Among the lines below, list those containing the string "นยายน".

BEGIN LISTED RECORDS

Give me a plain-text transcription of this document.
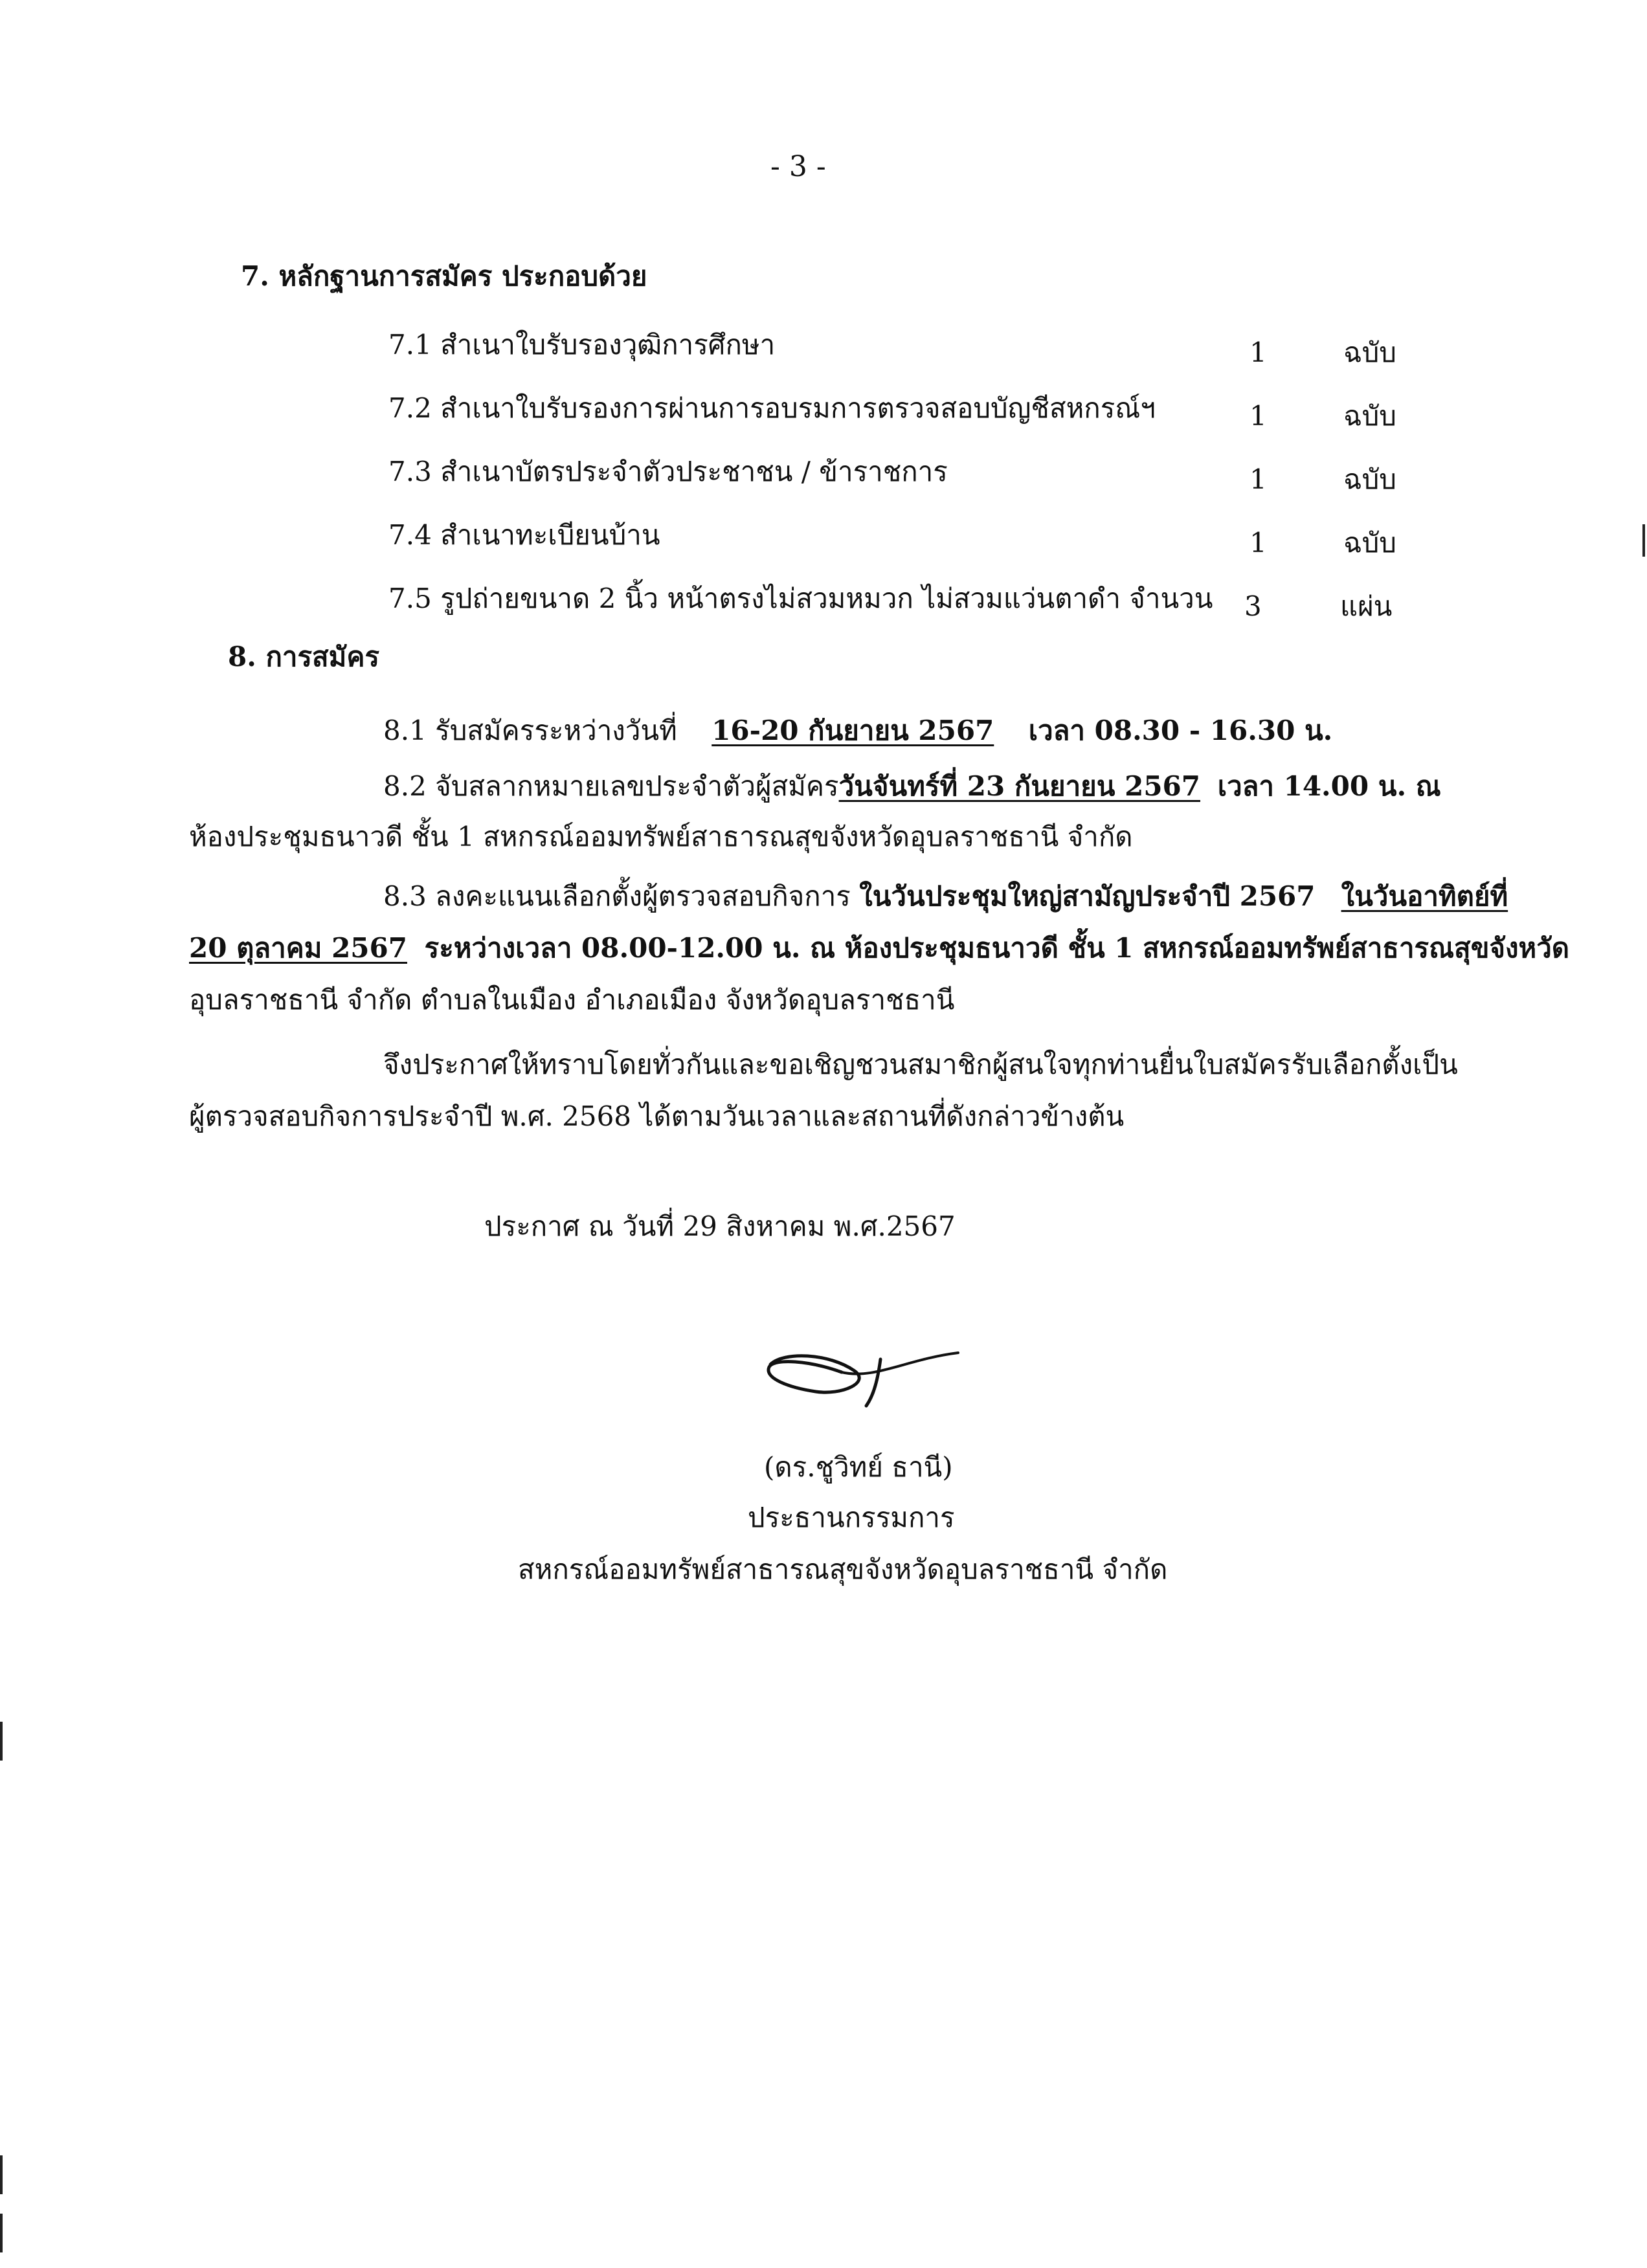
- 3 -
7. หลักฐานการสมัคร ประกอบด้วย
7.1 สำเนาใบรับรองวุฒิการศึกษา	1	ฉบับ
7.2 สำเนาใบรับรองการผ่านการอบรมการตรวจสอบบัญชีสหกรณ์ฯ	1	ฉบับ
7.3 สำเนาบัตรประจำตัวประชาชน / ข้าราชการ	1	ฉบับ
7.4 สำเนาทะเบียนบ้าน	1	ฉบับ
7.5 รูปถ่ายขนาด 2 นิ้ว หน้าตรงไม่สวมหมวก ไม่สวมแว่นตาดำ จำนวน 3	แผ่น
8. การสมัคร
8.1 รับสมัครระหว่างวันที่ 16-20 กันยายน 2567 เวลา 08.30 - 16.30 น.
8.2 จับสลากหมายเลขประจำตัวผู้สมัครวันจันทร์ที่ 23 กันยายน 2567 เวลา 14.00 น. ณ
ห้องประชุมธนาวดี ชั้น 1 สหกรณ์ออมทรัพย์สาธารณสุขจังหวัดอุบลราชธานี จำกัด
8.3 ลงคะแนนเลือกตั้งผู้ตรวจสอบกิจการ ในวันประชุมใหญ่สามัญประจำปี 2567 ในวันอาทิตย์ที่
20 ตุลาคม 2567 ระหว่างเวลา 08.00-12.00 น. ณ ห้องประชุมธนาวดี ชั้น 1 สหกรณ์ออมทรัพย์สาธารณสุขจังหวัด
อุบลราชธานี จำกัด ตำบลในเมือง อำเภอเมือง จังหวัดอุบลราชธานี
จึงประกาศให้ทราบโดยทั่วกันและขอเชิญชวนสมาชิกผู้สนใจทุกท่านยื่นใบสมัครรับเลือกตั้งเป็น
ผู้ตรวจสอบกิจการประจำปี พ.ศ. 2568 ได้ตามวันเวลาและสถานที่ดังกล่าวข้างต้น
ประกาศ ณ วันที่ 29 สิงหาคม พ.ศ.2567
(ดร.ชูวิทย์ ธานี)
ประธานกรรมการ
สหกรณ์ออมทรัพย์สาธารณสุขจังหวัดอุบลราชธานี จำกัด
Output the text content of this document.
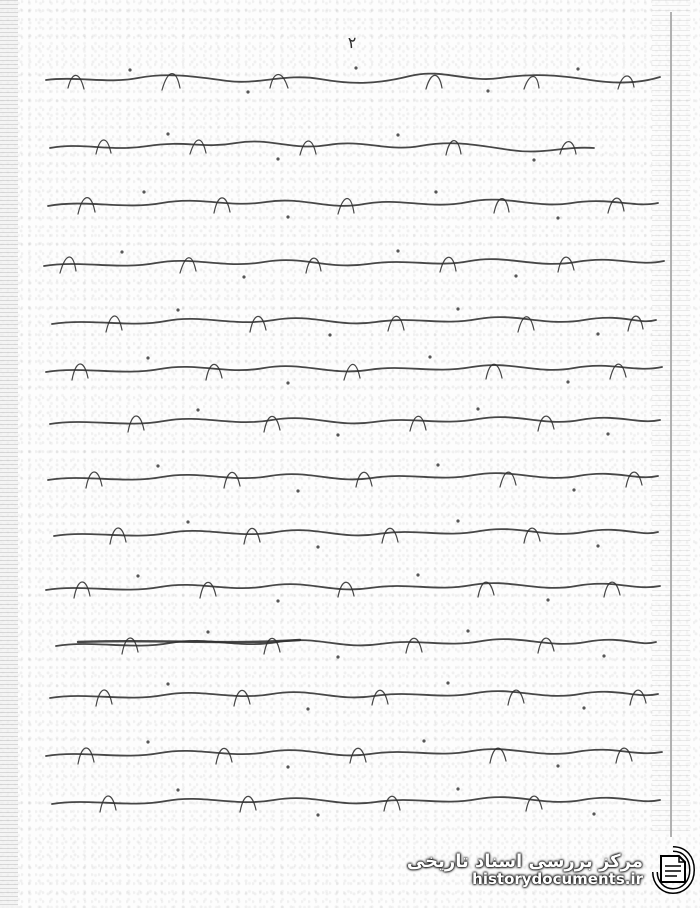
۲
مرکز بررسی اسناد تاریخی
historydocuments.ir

END LISTED RECORDS

● **RESPONSE**:
8.1 รับสมัครระหว่างวันที่ 16-20 กันยายน 2567 เวลา 08.30 - 16.30 น.
8.2 จับสลากหมายเลขประจำตัวผู้สมัครวันจันทร์ที่ 23 กันยายน 2567 เวลา 14.00 น. ณ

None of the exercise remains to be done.